What is asked:
Could you write out every entry exactly as it stands?

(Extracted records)
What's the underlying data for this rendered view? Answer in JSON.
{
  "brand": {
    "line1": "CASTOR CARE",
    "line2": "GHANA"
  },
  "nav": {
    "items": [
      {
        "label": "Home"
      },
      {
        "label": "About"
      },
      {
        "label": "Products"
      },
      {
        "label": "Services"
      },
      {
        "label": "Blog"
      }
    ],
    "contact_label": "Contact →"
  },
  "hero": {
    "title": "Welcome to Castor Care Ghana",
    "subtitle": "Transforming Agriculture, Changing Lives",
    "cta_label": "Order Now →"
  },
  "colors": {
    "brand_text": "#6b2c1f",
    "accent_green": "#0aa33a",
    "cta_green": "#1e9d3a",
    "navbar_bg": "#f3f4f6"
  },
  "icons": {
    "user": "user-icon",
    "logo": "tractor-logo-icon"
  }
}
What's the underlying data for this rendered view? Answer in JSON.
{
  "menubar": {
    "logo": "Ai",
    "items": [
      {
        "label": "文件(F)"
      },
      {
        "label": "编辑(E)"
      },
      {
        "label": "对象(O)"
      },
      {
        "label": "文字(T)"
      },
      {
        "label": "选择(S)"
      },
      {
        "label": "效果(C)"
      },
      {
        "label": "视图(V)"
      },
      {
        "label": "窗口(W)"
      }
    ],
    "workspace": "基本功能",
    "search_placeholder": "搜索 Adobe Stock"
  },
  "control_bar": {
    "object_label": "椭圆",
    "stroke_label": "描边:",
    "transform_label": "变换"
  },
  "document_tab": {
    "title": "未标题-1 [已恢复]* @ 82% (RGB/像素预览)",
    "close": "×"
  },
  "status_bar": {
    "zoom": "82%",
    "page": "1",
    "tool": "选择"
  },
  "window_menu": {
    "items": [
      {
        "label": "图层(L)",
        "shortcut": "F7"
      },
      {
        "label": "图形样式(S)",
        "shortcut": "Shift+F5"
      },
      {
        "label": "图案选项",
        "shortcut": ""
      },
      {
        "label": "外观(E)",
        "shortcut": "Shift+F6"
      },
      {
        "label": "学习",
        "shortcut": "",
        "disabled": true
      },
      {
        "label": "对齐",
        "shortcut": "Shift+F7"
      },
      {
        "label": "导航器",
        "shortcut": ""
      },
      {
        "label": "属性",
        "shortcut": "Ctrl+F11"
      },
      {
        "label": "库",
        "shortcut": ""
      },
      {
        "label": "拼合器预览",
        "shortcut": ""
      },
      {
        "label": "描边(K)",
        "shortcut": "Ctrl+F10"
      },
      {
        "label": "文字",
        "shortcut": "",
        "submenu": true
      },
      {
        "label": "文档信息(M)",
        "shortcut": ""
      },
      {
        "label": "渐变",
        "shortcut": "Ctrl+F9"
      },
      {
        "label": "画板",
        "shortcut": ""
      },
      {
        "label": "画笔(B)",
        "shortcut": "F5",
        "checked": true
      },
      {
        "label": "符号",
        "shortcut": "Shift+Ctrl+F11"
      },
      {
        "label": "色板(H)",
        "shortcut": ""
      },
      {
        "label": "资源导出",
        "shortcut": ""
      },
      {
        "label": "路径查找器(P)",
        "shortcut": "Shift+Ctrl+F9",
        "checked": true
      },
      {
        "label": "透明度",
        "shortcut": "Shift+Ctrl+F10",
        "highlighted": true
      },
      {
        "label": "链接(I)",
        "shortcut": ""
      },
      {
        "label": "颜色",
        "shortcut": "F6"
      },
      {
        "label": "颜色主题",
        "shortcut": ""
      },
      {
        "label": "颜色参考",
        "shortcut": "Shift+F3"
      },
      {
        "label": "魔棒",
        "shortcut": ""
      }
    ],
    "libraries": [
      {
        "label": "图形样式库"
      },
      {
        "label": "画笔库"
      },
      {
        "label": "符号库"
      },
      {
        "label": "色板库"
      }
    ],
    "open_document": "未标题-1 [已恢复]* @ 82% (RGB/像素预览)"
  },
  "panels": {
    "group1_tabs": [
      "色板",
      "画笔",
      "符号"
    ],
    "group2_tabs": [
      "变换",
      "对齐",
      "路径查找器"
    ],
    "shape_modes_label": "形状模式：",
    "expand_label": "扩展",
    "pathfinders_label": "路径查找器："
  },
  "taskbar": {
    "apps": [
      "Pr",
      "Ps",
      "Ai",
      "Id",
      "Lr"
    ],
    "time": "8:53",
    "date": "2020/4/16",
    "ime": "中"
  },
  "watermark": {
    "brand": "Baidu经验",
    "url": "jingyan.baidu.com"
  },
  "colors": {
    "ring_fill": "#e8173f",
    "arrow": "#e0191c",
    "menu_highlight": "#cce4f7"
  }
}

Response:
What's the underlying data for this rendered view? Answer in JSON.
{
  "brand": {
    "line1": "CASTOR CARE",
    "line2": "GHANA"
  },
  "nav": {
    "items": [
      {
        "label": "Home"
      },
      {
        "label": "About"
      },
      {
        "label": "Products"
      },
      {
        "label": "Services"
      },
      {
        "label": "Blog"
      }
    ],
    "contact_label": "Contact →"
  },
  "hero": {
    "title": "Welcome to Castor Care Ghana",
    "subtitle": "Transforming Agriculture, Changing Lives",
    "cta_label": "Order Now →"
  },
  "colors": {
    "brand_text": "#6b2c1f",
    "accent_green": "#0aa33a",
    "cta_green": "#1e9d3a",
    "navbar_bg": "#f3f4f6"
  },
  "icons": {
    "user": "user-icon",
    "logo": "tractor-logo-icon"
  }
}
What's the underlying data for this rendered view? Answer in JSON.
{
  "menubar": {
    "logo": "Ai",
    "items": [
      {
        "label": "文件(F)"
      },
      {
        "label": "编辑(E)"
      },
      {
        "label": "对象(O)"
      },
      {
        "label": "文字(T)"
      },
      {
        "label": "选择(S)"
      },
      {
        "label": "效果(C)"
      },
      {
        "label": "视图(V)"
      },
      {
        "label": "窗口(W)"
      }
    ],
    "workspace": "基本功能",
    "search_placeholder": "搜索 Adobe Stock"
  },
  "control_bar": {
    "object_label": "椭圆",
    "stroke_label": "描边:",
    "transform_label": "变换"
  },
  "document_tab": {
    "title": "未标题-1 [已恢复]* @ 82% (RGB/像素预览)",
    "close": "×"
  },
  "status_bar": {
    "zoom": "82%",
    "page": "1",
    "tool": "选择"
  },
  "window_menu": {
    "items": [
      {
        "label": "图层(L)",
        "shortcut": "F7"
      },
      {
        "label": "图形样式(S)",
        "shortcut": "Shift+F5"
      },
      {
        "label": "图案选项",
        "shortcut": ""
      },
      {
        "label": "外观(E)",
        "shortcut": "Shift+F6"
      },
      {
        "label": "学习",
        "shortcut": "",
        "disabled": true
      },
      {
        "label": "对齐",
        "shortcut": "Shift+F7"
      },
      {
        "label": "导航器",
        "shortcut": ""
      },
      {
        "label": "属性",
        "shortcut": "Ctrl+F11"
      },
      {
        "label": "库",
        "shortcut": ""
      },
      {
        "label": "拼合器预览",
        "shortcut": ""
      },
      {
        "label": "描边(K)",
        "shortcut": "Ctrl+F10"
      },
      {
        "label": "文字",
        "shortcut": "",
        "submenu": true
      },
      {
        "label": "文档信息(M)",
        "shortcut": ""
      },
      {
        "label": "渐变",
        "shortcut": "Ctrl+F9"
      },
      {
        "label": "画板",
        "shortcut": ""
      },
      {
        "label": "画笔(B)",
        "shortcut": "F5",
        "checked": true
      },
      {
        "label": "符号",
        "shortcut": "Shift+Ctrl+F11"
      },
      {
        "label": "色板(H)",
        "shortcut": ""
      },
      {
        "label": "资源导出",
        "shortcut": ""
      },
      {
        "label": "路径查找器(P)",
        "shortcut": "Shift+Ctrl+F9",
        "checked": true
      },
      {
        "label": "透明度",
        "shortcut": "Shift+Ctrl+F10",
        "highlighted": true
      },
      {
        "label": "链接(I)",
        "shortcut": ""
      },
      {
        "label": "颜色",
        "shortcut": "F6"
      },
      {
        "label": "颜色主题",
        "shortcut": ""
      },
      {
        "label": "颜色参考",
        "shortcut": "Shift+F3"
      },
      {
        "label": "魔棒",
        "shortcut": ""
      }
    ],
    "libraries": [
      {
        "label": "图形样式库"
      },
      {
        "label": "画笔库"
      },
      {
        "label": "符号库"
      },
      {
        "label": "色板库"
      }
    ],
    "open_document": "未标题-1 [已恢复]* @ 82% (RGB/像素预览)"
  },
  "panels": {
    "group1_tabs": [
      "色板",
      "画笔",
      "符号"
    ],
    "group2_tabs": [
      "变换",
      "对齐",
      "路径查找器"
    ],
    "shape_modes_label": "形状模式：",
    "expand_label": "扩展",
    "pathfinders_label": "路径查找器："
  },
  "taskbar": {
    "apps": [
      "Pr",
      "Ps",
      "Ai",
      "Id",
      "Lr"
    ],
    "time": "8:53",
    "date": "2020/4/16",
    "ime": "中"
  },
  "watermark": {
    "brand": "Baidu经验",
    "url": "jingyan.baidu.com"
  },
  "colors": {
    "ring_fill": "#e8173f",
    "arrow": "#e0191c",
    "menu_highlight": "#cce4f7"
  }
}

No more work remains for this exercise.